WRITTEN INSTRUCTION: Pick out each line in these entries that contains the string "Андрей".

^^^^^^^^

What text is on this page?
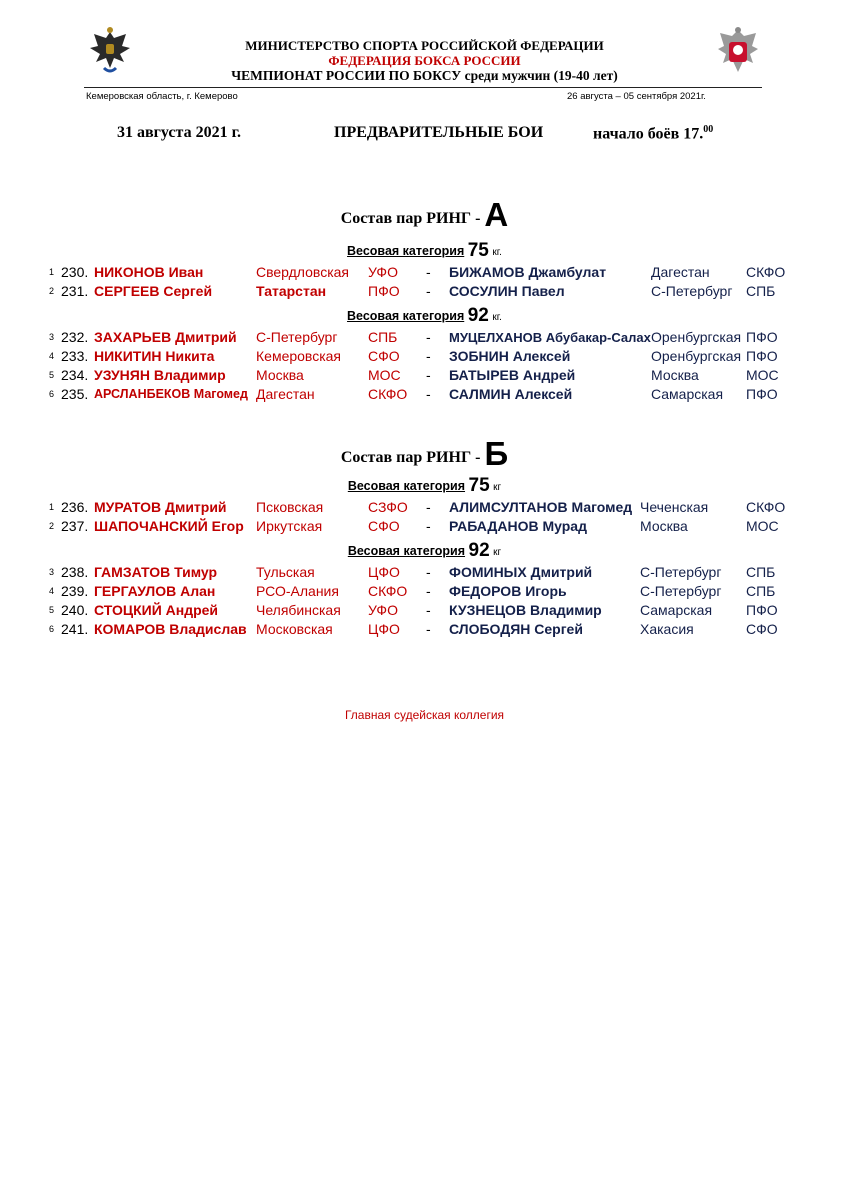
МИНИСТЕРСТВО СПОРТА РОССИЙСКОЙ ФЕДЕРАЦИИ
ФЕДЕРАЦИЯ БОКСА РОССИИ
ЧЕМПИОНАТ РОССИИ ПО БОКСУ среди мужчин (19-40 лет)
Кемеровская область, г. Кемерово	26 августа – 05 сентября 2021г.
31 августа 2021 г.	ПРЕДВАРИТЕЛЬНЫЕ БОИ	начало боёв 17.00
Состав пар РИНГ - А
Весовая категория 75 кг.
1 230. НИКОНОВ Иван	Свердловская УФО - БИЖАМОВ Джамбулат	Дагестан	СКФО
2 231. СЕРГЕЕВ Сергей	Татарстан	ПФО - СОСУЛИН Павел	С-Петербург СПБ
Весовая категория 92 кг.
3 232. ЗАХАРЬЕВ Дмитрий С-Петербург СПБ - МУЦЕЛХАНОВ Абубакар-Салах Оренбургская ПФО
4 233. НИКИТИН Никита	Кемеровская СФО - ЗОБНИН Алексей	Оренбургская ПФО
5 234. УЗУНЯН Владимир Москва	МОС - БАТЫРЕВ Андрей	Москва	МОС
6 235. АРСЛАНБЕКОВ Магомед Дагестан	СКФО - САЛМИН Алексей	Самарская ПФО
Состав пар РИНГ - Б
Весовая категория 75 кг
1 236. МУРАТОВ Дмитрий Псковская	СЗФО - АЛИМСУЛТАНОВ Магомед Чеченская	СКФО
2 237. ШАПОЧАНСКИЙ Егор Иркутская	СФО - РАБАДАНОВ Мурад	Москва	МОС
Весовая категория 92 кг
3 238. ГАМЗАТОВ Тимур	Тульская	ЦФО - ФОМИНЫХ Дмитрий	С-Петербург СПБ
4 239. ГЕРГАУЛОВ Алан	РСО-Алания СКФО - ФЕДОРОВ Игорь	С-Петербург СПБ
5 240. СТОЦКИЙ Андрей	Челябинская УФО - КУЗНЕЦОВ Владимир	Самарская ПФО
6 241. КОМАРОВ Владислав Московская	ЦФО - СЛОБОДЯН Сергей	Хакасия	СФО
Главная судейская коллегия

^^^^^^^^

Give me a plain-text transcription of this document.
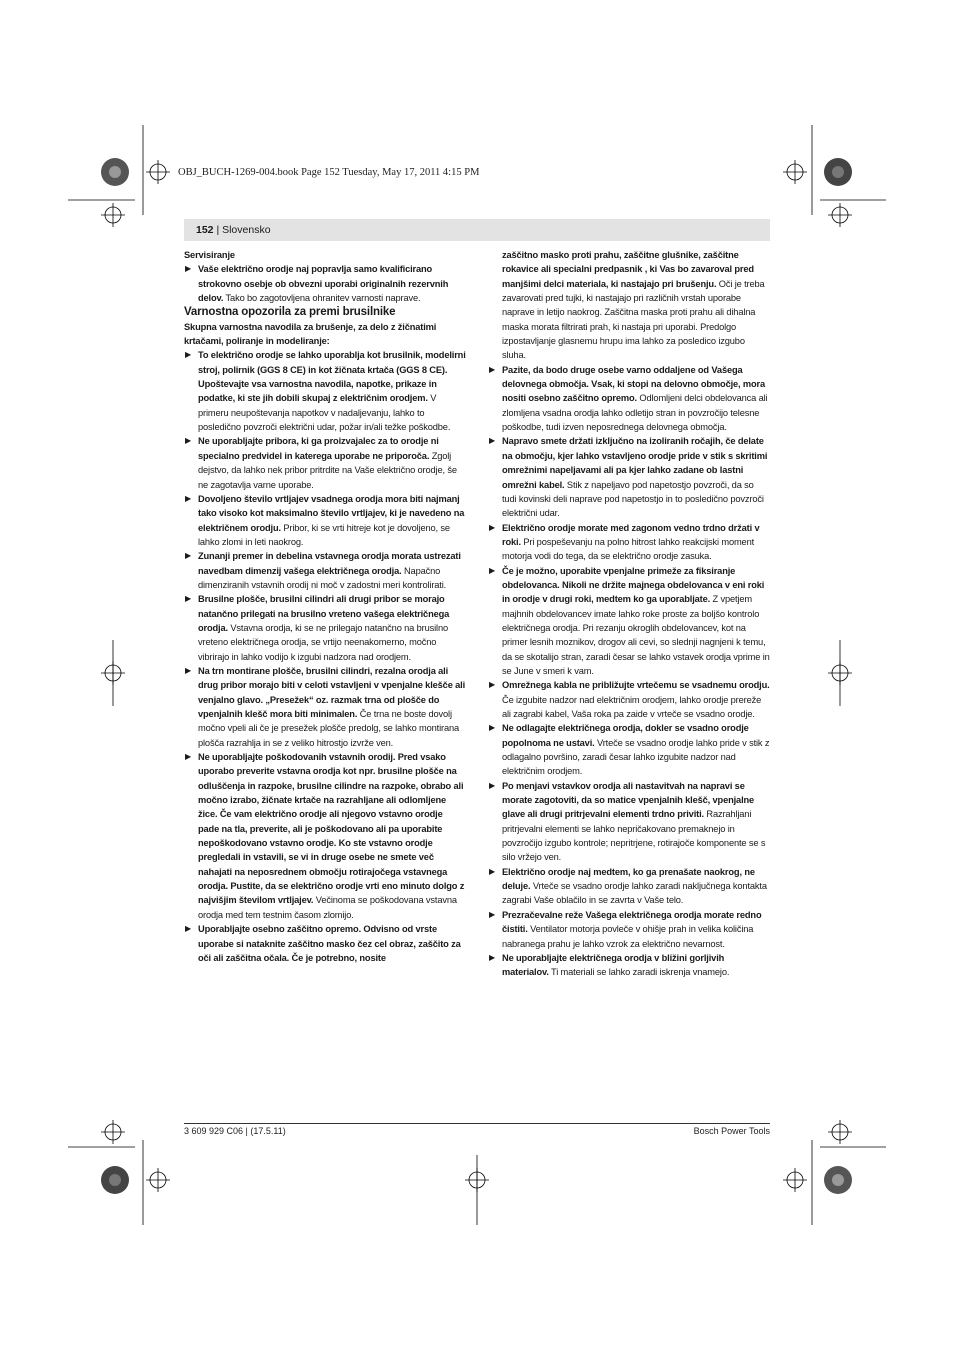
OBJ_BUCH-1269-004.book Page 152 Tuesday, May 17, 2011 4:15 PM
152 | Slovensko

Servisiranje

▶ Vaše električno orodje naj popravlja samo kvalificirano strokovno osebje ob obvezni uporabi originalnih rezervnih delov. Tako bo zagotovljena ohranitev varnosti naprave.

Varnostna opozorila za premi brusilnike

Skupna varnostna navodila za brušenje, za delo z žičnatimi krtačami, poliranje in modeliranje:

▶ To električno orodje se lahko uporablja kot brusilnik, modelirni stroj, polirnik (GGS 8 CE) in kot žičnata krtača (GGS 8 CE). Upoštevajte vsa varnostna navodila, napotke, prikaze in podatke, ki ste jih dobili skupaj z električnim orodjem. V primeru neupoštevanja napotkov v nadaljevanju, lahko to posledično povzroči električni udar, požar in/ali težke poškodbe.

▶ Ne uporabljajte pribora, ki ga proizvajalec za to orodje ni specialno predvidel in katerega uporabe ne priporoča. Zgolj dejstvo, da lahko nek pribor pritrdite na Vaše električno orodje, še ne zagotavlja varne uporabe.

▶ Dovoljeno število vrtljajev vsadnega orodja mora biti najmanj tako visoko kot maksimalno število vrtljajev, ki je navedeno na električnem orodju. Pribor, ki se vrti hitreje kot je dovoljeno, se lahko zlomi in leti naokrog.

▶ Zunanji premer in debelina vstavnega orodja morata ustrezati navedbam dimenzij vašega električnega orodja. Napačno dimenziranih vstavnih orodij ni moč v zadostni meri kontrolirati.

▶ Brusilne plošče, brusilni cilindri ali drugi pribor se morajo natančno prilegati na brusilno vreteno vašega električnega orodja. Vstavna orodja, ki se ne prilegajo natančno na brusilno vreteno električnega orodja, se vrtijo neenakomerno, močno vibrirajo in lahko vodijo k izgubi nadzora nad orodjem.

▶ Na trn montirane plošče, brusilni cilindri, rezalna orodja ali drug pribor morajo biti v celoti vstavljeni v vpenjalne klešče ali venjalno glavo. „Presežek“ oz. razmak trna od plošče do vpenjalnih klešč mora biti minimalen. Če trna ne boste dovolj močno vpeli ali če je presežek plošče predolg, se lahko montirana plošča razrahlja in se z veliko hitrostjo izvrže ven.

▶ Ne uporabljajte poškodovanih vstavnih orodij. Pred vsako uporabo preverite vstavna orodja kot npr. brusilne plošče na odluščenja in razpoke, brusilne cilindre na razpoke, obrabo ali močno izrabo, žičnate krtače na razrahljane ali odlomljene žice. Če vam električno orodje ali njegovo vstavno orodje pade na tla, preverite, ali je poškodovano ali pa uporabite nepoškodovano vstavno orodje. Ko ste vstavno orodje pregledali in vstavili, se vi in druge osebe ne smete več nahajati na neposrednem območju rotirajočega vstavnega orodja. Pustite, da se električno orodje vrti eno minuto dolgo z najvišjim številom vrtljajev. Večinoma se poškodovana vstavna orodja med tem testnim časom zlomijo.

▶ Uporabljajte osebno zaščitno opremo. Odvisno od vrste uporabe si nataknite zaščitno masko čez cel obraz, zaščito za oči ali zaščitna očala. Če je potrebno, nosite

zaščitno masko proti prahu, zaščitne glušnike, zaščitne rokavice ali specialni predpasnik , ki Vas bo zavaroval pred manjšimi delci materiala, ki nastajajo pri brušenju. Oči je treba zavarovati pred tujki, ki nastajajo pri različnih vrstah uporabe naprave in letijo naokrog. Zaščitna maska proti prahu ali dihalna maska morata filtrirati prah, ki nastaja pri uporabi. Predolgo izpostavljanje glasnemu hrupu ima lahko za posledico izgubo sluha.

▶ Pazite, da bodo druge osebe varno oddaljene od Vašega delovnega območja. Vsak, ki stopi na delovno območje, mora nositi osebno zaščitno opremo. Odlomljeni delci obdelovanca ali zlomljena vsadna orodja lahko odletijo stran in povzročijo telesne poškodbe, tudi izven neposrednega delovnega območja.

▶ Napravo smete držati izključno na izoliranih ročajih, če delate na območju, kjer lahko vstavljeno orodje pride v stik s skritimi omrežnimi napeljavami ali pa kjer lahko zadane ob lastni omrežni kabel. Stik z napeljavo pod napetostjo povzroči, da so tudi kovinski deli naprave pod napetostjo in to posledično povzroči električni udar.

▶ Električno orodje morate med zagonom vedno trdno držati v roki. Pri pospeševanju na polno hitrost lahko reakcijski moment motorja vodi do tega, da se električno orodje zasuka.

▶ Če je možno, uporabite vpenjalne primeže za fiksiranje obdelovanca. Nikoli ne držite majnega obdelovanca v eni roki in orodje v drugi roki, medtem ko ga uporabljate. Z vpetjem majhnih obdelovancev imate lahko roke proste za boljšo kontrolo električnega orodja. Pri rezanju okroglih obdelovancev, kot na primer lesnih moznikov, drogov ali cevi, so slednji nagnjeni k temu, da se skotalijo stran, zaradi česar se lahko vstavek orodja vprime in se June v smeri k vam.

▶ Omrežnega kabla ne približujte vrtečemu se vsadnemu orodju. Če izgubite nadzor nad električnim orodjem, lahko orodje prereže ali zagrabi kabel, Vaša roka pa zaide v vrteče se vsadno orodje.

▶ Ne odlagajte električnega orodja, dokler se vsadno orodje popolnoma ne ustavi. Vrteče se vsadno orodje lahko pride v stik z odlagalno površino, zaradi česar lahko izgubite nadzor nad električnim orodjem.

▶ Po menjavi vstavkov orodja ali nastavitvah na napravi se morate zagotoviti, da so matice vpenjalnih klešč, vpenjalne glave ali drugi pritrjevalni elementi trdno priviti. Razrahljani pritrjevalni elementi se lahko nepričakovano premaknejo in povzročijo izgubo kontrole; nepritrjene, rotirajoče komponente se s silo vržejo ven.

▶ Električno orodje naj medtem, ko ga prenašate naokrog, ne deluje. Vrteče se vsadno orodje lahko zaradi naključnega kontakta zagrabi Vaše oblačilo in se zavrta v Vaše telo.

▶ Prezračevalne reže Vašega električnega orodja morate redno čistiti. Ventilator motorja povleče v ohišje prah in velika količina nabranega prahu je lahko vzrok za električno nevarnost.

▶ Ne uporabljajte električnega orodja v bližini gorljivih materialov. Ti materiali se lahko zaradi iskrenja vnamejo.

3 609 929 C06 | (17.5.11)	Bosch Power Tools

^^^^^^^^

RESPONSE FOR THIS EXERCISE:
5 234. УЗУНЯН Владимир Москва	МОС - БАТЫРЕВ Андрей	Москва	МОС
5 240. СТОЦКИЙ Андрей	Челябинская УФО - КУЗНЕЦОВ Владимир	Самарская ПФО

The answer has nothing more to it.